Given exercise: Reply with one number: the count of lines in the listing that contain the string "JSON".

Task data:
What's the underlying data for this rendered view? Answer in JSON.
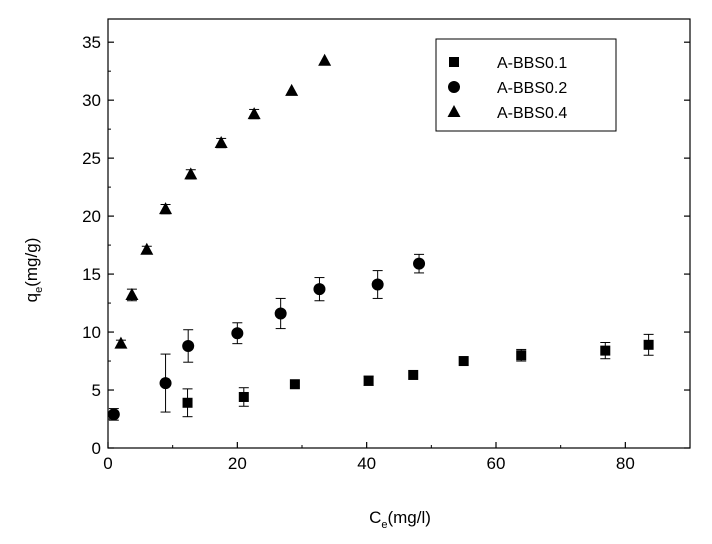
{
  "chart_data": {
    "type": "scatter",
    "xlabel": {
      "main": "C",
      "sub": "e",
      "unit": "(mg/l)"
    },
    "ylabel": {
      "main": "q",
      "sub": "e",
      "unit": "(mg/g)"
    },
    "xlim": [
      0,
      90
    ],
    "ylim": [
      0,
      37
    ],
    "x_ticks": [
      0,
      20,
      40,
      60,
      80
    ],
    "y_ticks": [
      0,
      5,
      10,
      15,
      20,
      25,
      30,
      35
    ],
    "grid": false,
    "legend_position": "top-right",
    "series": [
      {
        "name": "A-BBS0.1",
        "marker": "square",
        "points": [
          {
            "x": 12.3,
            "y": 3.9,
            "err": 1.2
          },
          {
            "x": 21.0,
            "y": 4.4,
            "err": 0.8
          },
          {
            "x": 28.9,
            "y": 5.5,
            "err": 0.0
          },
          {
            "x": 40.3,
            "y": 5.8,
            "err": 0.4
          },
          {
            "x": 47.2,
            "y": 6.3,
            "err": 0.0
          },
          {
            "x": 55.0,
            "y": 7.5,
            "err": 0.0
          },
          {
            "x": 63.9,
            "y": 8.0,
            "err": 0.5
          },
          {
            "x": 76.9,
            "y": 8.4,
            "err": 0.7
          },
          {
            "x": 83.6,
            "y": 8.9,
            "err": 0.9
          }
        ]
      },
      {
        "name": "A-BBS0.2",
        "marker": "circle",
        "points": [
          {
            "x": 0.9,
            "y": 2.9,
            "err": 0.5
          },
          {
            "x": 8.9,
            "y": 5.6,
            "err": 2.5
          },
          {
            "x": 12.4,
            "y": 8.8,
            "err": 1.4
          },
          {
            "x": 20.0,
            "y": 9.9,
            "err": 0.9
          },
          {
            "x": 26.7,
            "y": 11.6,
            "err": 1.3
          },
          {
            "x": 32.7,
            "y": 13.7,
            "err": 1.0
          },
          {
            "x": 41.7,
            "y": 14.1,
            "err": 1.2
          },
          {
            "x": 48.1,
            "y": 15.9,
            "err": 0.8
          }
        ]
      },
      {
        "name": "A-BBS0.4",
        "marker": "triangle",
        "points": [
          {
            "x": 2.0,
            "y": 9.0,
            "err": 0.3
          },
          {
            "x": 3.7,
            "y": 13.2,
            "err": 0.5
          },
          {
            "x": 6.0,
            "y": 17.1,
            "err": 0.3
          },
          {
            "x": 8.9,
            "y": 20.6,
            "err": 0.4
          },
          {
            "x": 12.8,
            "y": 23.6,
            "err": 0.4
          },
          {
            "x": 17.5,
            "y": 26.3,
            "err": 0.4
          },
          {
            "x": 22.6,
            "y": 28.8,
            "err": 0.4
          },
          {
            "x": 28.4,
            "y": 30.8,
            "err": 0.0
          },
          {
            "x": 33.5,
            "y": 33.4,
            "err": 0.0
          }
        ]
      }
    ]
  }
}
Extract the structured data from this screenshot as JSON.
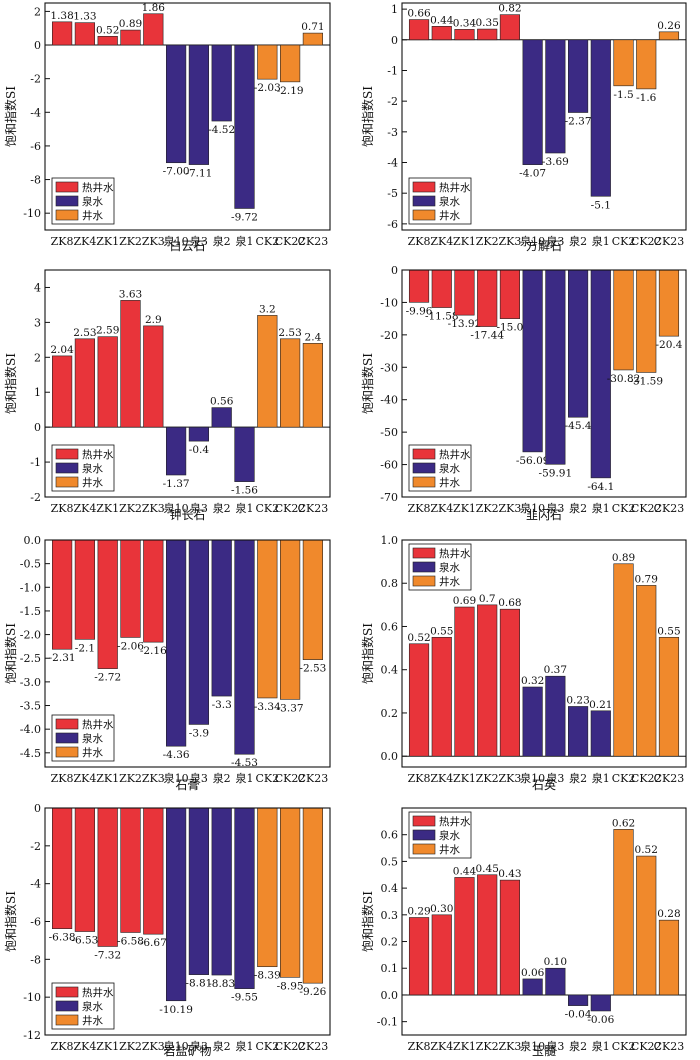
{
  "colors": {
    "hot_well": "#e8343a",
    "spring": "#3b2a84",
    "well": "#f0892c"
  },
  "chart_data": [
    {
      "type": "bar",
      "xlabel": "白云石",
      "ylabel": "饱和指数SI",
      "categories": [
        "ZK8",
        "ZK4",
        "ZK1",
        "ZK2",
        "ZK3",
        "泉10",
        "泉3",
        "泉2",
        "泉1",
        "CK2",
        "CK22",
        "CK23"
      ],
      "groups": [
        "hot_well",
        "hot_well",
        "hot_well",
        "hot_well",
        "hot_well",
        "spring",
        "spring",
        "spring",
        "spring",
        "well",
        "well",
        "well"
      ],
      "values": [
        1.38,
        1.33,
        0.52,
        0.89,
        1.86,
        -7.0,
        -7.11,
        -4.52,
        -9.72,
        -2.03,
        -2.19,
        0.71
      ],
      "value_labels": [
        "1.38",
        "1.33",
        "0.52",
        "0.89",
        "1.86",
        "-7.00",
        "-7.11",
        "-4.52",
        "-9.72",
        "-2.03",
        "-2.19",
        "0.71"
      ],
      "ylim": [
        -11,
        2.5
      ],
      "yticks": [
        2,
        0,
        -2,
        -4,
        -6,
        -8,
        -10
      ],
      "legend_position": "bottom-left",
      "legend": [
        "热井水",
        "泉水",
        "井水"
      ]
    },
    {
      "type": "bar",
      "xlabel": "方解石",
      "ylabel": "饱和指数SI",
      "categories": [
        "ZK8",
        "ZK4",
        "ZK1",
        "ZK2",
        "ZK3",
        "泉10",
        "泉3",
        "泉2",
        "泉1",
        "CK2",
        "CK22",
        "CK23"
      ],
      "groups": [
        "hot_well",
        "hot_well",
        "hot_well",
        "hot_well",
        "hot_well",
        "spring",
        "spring",
        "spring",
        "spring",
        "well",
        "well",
        "well"
      ],
      "values": [
        0.66,
        0.44,
        0.34,
        0.35,
        0.82,
        -4.07,
        -3.69,
        -2.37,
        -5.1,
        -1.5,
        -1.6,
        0.26
      ],
      "value_labels": [
        "0.66",
        "0.44",
        "0.34",
        "0.35",
        "0.82",
        "-4.07",
        "-3.69",
        "-2.37",
        "-5.1",
        "-1.5",
        "-1.6",
        "0.26"
      ],
      "ylim": [
        -6.2,
        1.2
      ],
      "yticks": [
        1,
        0,
        -1,
        -2,
        -3,
        -4,
        -5,
        -6
      ],
      "legend_position": "bottom-left",
      "legend": [
        "热井水",
        "泉水",
        "井水"
      ]
    },
    {
      "type": "bar",
      "xlabel": "钾长石",
      "ylabel": "饱和指数SI",
      "categories": [
        "ZK8",
        "ZK4",
        "ZK1",
        "ZK2",
        "ZK3",
        "泉10",
        "泉3",
        "泉2",
        "泉1",
        "CK2",
        "CK22",
        "CK23"
      ],
      "groups": [
        "hot_well",
        "hot_well",
        "hot_well",
        "hot_well",
        "hot_well",
        "spring",
        "spring",
        "spring",
        "spring",
        "well",
        "well",
        "well"
      ],
      "values": [
        2.04,
        2.53,
        2.59,
        3.63,
        2.9,
        -1.37,
        -0.4,
        0.56,
        -1.56,
        3.2,
        2.53,
        2.4
      ],
      "value_labels": [
        "2.04",
        "2.53",
        "2.59",
        "3.63",
        "2.9",
        "-1.37",
        "-0.4",
        "0.56",
        "-1.56",
        "3.2",
        "2.53",
        "2.4"
      ],
      "ylim": [
        -2,
        4.5
      ],
      "yticks": [
        4,
        3,
        2,
        1,
        0,
        -1,
        -2
      ],
      "legend_position": "bottom-left",
      "legend": [
        "热井水",
        "泉水",
        "井水"
      ]
    },
    {
      "type": "bar",
      "xlabel": "韭闪石",
      "ylabel": "饱和指数SI",
      "categories": [
        "ZK8",
        "ZK4",
        "ZK1",
        "ZK2",
        "ZK3",
        "泉10",
        "泉3",
        "泉2",
        "泉1",
        "CK2",
        "CK22",
        "CK23"
      ],
      "groups": [
        "hot_well",
        "hot_well",
        "hot_well",
        "hot_well",
        "hot_well",
        "spring",
        "spring",
        "spring",
        "spring",
        "well",
        "well",
        "well"
      ],
      "values": [
        -9.96,
        -11.58,
        -13.92,
        -17.44,
        -15.0,
        -56.09,
        -59.91,
        -45.4,
        -64.1,
        -30.82,
        -31.59,
        -20.4
      ],
      "value_labels": [
        "-9.96",
        "-11.58",
        "-13.92",
        "-17.44",
        "-15.0",
        "-56.09",
        "-59.91",
        "-45.4",
        "-64.1",
        "-30.82",
        "-31.59",
        "-20.4"
      ],
      "ylim": [
        -70,
        0
      ],
      "yticks": [
        0,
        -10,
        -20,
        -30,
        -40,
        -50,
        -60,
        -70
      ],
      "legend_position": "bottom-left",
      "legend": [
        "热井水",
        "泉水",
        "井水"
      ]
    },
    {
      "type": "bar",
      "xlabel": "石膏",
      "ylabel": "饱和指数SI",
      "categories": [
        "ZK8",
        "ZK4",
        "ZK1",
        "ZK2",
        "ZK3",
        "泉10",
        "泉3",
        "泉2",
        "泉1",
        "CK2",
        "CK22",
        "CK23"
      ],
      "groups": [
        "hot_well",
        "hot_well",
        "hot_well",
        "hot_well",
        "hot_well",
        "spring",
        "spring",
        "spring",
        "spring",
        "well",
        "well",
        "well"
      ],
      "values": [
        -2.31,
        -2.1,
        -2.72,
        -2.06,
        -2.16,
        -4.36,
        -3.9,
        -3.3,
        -4.53,
        -3.34,
        -3.37,
        -2.53
      ],
      "value_labels": [
        "-2.31",
        "-2.1",
        "-2.72",
        "-2.06",
        "-2.16",
        "-4.36",
        "-3.9",
        "-3.3",
        "-4.53",
        "-3.34",
        "-3.37",
        "-2.53"
      ],
      "ylim": [
        -4.8,
        0
      ],
      "yticks": [
        0.0,
        -0.5,
        -1.0,
        -1.5,
        -2.0,
        -2.5,
        -3.0,
        -3.5,
        -4.0,
        -4.5
      ],
      "ytick_labels": [
        "0.0",
        "-0.5",
        "-1.0",
        "-1.5",
        "-2.0",
        "-2.5",
        "-3.0",
        "-3.5",
        "-4.0",
        "-4.5"
      ],
      "legend_position": "bottom-left",
      "legend": [
        "热井水",
        "泉水",
        "井水"
      ]
    },
    {
      "type": "bar",
      "xlabel": "石英",
      "ylabel": "饱和指数SI",
      "categories": [
        "ZK8",
        "ZK4",
        "ZK1",
        "ZK2",
        "ZK3",
        "泉10",
        "泉3",
        "泉2",
        "泉1",
        "CK2",
        "CK22",
        "CK23"
      ],
      "groups": [
        "hot_well",
        "hot_well",
        "hot_well",
        "hot_well",
        "hot_well",
        "spring",
        "spring",
        "spring",
        "spring",
        "well",
        "well",
        "well"
      ],
      "values": [
        0.52,
        0.55,
        0.69,
        0.7,
        0.68,
        0.32,
        0.37,
        0.23,
        0.21,
        0.89,
        0.79,
        0.55
      ],
      "value_labels": [
        "0.52",
        "0.55",
        "0.69",
        "0.7",
        "0.68",
        "0.32",
        "0.37",
        "0.23",
        "0.21",
        "0.89",
        "0.79",
        "0.55"
      ],
      "ylim": [
        -0.05,
        1.0
      ],
      "yticks": [
        0.0,
        0.2,
        0.4,
        0.6,
        0.8,
        1.0
      ],
      "ytick_labels": [
        "0.0",
        "0.2",
        "0.4",
        "0.6",
        "0.8",
        "1.0"
      ],
      "legend_position": "top-left",
      "legend": [
        "热井水",
        "泉水",
        "井水"
      ]
    },
    {
      "type": "bar",
      "xlabel": "岩盐矿物",
      "ylabel": "饱和指数SI",
      "categories": [
        "ZK8",
        "ZK4",
        "ZK1",
        "ZK2",
        "ZK3",
        "泉10",
        "泉3",
        "泉2",
        "泉1",
        "CK2",
        "CK22",
        "CK23"
      ],
      "groups": [
        "hot_well",
        "hot_well",
        "hot_well",
        "hot_well",
        "hot_well",
        "spring",
        "spring",
        "spring",
        "spring",
        "well",
        "well",
        "well"
      ],
      "values": [
        -6.38,
        -6.53,
        -7.32,
        -6.58,
        -6.67,
        -10.19,
        -8.81,
        -8.83,
        -9.55,
        -8.39,
        -8.95,
        -9.26
      ],
      "value_labels": [
        "-6.38",
        "-6.53",
        "-7.32",
        "-6.58",
        "-6.67",
        "-10.19",
        "-8.81",
        "-8.83",
        "-9.55",
        "-8.39",
        "-8.95",
        "-9.26"
      ],
      "ylim": [
        -12,
        0
      ],
      "yticks": [
        0,
        -2,
        -4,
        -6,
        -8,
        -10,
        -12
      ],
      "legend_position": "bottom-left",
      "legend": [
        "热井水",
        "泉水",
        "井水"
      ]
    },
    {
      "type": "bar",
      "xlabel": "玉髓",
      "ylabel": "饱和指数SI",
      "categories": [
        "ZK8",
        "ZK4",
        "ZK1",
        "ZK2",
        "ZK3",
        "泉10",
        "泉3",
        "泉2",
        "泉1",
        "CK2",
        "CK22",
        "CK23"
      ],
      "groups": [
        "hot_well",
        "hot_well",
        "hot_well",
        "hot_well",
        "hot_well",
        "spring",
        "spring",
        "spring",
        "spring",
        "well",
        "well",
        "well"
      ],
      "values": [
        0.29,
        0.3,
        0.44,
        0.45,
        0.43,
        0.06,
        0.1,
        -0.04,
        -0.06,
        0.62,
        0.52,
        0.28
      ],
      "value_labels": [
        "0.29",
        "0.30",
        "0.44",
        "0.45",
        "0.43",
        "0.06",
        "0.10",
        "-0.04",
        "-0.06",
        "0.62",
        "0.52",
        "0.28"
      ],
      "ylim": [
        -0.15,
        0.7
      ],
      "yticks": [
        0.7,
        0.6,
        0.5,
        0.4,
        0.3,
        0.2,
        0.1,
        0.0,
        -0.1
      ],
      "ytick_labels": [
        "",
        "0.6",
        "0.5",
        "0.4",
        "0.3",
        "0.2",
        "0.1",
        "0.0",
        "-0.1"
      ],
      "legend_position": "top-left",
      "legend": [
        "热井水",
        "泉水",
        "井水"
      ]
    }
  ]
}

Task answer: 2